● **WHAT YOU WILL DO**
a) Summarize the review of Badihian's poetry collection in two sentences.
b) Pick up the review of Badihian's poetry collection after its final sentence and continue it.

● **PASSAGE SHOWN**
The collection is 108 pages, and it includes several poems that are a single stanza, including "Seeds," "Triangle," and "Silence." However, it is not a light read; whether she is expressing sorrow or joy, Badihian's writing style exudes passion. For instance, "Picture Frames" conveys a powerful statement about children who have lost their fathers due to the war or martyrdom. In "Pomegranate Tree," Badihian expresses sentiments regarding the sisterhood of women:

"There are women
who will carry all my pains
on their shoulders
who will walk with my legs
who will fall in love
with my heart
and enjoy the stars
with my eyes
who will write my poems
about love and wars.”

I particularly enjoy Badihian's use of figurative speech and imagery. She dedicates "Manghal," to her grandmother and lovingly describes memories of her grandmother's home: "imagining that house with an orchestra of grandmother's movements." "Apart" expresses sadness and heartbreak: "So I frame my heart in loneliness and hang it on the walls of sorrow, sorrow for all these human conflicts." I also appreciate Badihian's inclusion of notations to explain the meanings of certain words or places. For instance, a manghal is a metal tray that uses hot charcoal to brew tea.

● **PROVIDED RECORDS**
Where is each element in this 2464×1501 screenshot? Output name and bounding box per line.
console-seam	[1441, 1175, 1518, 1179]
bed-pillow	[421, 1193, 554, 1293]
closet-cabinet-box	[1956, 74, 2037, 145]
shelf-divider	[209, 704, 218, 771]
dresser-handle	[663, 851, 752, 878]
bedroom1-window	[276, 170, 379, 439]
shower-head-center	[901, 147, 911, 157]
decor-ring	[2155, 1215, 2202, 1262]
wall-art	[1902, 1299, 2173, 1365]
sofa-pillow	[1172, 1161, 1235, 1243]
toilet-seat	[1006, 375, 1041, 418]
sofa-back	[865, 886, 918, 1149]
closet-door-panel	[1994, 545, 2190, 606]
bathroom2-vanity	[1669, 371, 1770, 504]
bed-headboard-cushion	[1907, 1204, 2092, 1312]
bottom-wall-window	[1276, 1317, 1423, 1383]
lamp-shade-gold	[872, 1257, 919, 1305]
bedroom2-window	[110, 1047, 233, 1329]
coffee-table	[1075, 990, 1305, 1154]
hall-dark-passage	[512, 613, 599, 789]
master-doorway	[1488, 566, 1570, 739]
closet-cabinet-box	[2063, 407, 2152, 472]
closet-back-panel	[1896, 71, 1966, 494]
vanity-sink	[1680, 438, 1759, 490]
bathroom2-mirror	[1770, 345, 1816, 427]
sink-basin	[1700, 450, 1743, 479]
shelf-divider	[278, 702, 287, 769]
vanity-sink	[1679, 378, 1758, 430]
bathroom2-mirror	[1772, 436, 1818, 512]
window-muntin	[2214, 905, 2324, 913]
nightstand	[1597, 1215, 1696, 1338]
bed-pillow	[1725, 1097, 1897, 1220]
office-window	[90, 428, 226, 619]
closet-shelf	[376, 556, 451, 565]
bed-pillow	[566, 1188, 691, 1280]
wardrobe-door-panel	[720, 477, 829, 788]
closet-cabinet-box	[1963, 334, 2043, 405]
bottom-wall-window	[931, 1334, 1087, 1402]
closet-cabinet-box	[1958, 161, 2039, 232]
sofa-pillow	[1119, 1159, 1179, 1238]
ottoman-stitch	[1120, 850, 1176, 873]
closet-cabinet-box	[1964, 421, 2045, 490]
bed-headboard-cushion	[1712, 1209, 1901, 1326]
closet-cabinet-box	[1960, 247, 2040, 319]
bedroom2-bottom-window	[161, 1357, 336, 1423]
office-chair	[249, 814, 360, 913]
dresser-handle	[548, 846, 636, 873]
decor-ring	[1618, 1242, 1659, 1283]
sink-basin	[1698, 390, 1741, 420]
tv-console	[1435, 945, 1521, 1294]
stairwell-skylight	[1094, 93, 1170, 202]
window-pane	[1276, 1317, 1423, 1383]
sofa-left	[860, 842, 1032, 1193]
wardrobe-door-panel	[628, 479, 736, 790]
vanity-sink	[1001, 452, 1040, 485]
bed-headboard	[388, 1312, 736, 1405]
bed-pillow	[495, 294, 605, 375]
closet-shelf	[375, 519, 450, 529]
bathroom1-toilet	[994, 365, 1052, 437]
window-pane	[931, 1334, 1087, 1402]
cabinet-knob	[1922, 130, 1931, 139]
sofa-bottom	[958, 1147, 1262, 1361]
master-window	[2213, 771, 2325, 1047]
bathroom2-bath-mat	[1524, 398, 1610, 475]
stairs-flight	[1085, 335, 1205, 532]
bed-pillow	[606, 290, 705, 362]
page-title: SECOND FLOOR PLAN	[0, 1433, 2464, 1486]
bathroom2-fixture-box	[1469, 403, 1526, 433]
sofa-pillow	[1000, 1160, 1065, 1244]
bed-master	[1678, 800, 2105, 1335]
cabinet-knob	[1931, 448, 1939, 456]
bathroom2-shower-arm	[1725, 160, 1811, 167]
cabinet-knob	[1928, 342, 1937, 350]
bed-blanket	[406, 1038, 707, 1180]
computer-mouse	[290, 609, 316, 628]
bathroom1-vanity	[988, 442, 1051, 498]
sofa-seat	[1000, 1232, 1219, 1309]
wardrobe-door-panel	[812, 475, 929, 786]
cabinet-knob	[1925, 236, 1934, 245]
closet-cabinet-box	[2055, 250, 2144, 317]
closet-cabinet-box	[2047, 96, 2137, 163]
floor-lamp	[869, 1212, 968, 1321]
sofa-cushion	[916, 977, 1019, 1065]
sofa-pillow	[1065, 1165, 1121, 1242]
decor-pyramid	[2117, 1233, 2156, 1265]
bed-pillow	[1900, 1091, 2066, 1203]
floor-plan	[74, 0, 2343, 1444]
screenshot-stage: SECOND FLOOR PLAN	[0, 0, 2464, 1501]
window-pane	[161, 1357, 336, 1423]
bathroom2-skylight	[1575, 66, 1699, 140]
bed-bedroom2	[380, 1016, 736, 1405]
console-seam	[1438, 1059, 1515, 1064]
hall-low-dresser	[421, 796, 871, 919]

● **EXERCISE RESPONSES**
a) Badihian's 108-page collection includes several single-stanza poems, but it is not a light read, because her writing exudes passion in both sorrow and joy, as in "Picture Frames," about children who lost their fathers to war or martyrdom, and "Pomegranate Tree," about the sisterhood of women. The reviewer praises her figurative speech and imagery in "Manghal" and "Apart" and values her notations explaining certain words or places, such as manghal, a metal tray that uses hot charcoal to brew tea.

b)
On the other hand, I disliked the light font used in the PDF I read. It was sometimes difficult to read, and certain punctuation marks were barely visible. Perhaps it was a formatting issue, but there were also multiple random instances of words in a different bold type font. Fortunately, a font that was easier to read was used in the Amazon sample. Unfortunately, there were inconsistencies in punctuation that weren't corrected. Some poems weren't punctuated at all; others were inconsistently punctuated. Notwithstanding allowances for creative liberty, if three stanzas were punctuated, and the fourth stanza failed to end a sentence with a period, I counted it as an error.

Overall, I rate the book 3 out of 4 stars. However, with another round of editing, it has the potential for the highest rating. I recommend the book to readers who enjoy poignant poetry. It will appeal to readers from various countries. Regarding the use of profanity, the book contains the words "whore" and "faggot"; the connotations of these words are somewhat subjective. However, both words are used contextually despite the fact that the latter may be considered a homophobic slur. I will also caution sensitive readers regarding a few of the violent war references.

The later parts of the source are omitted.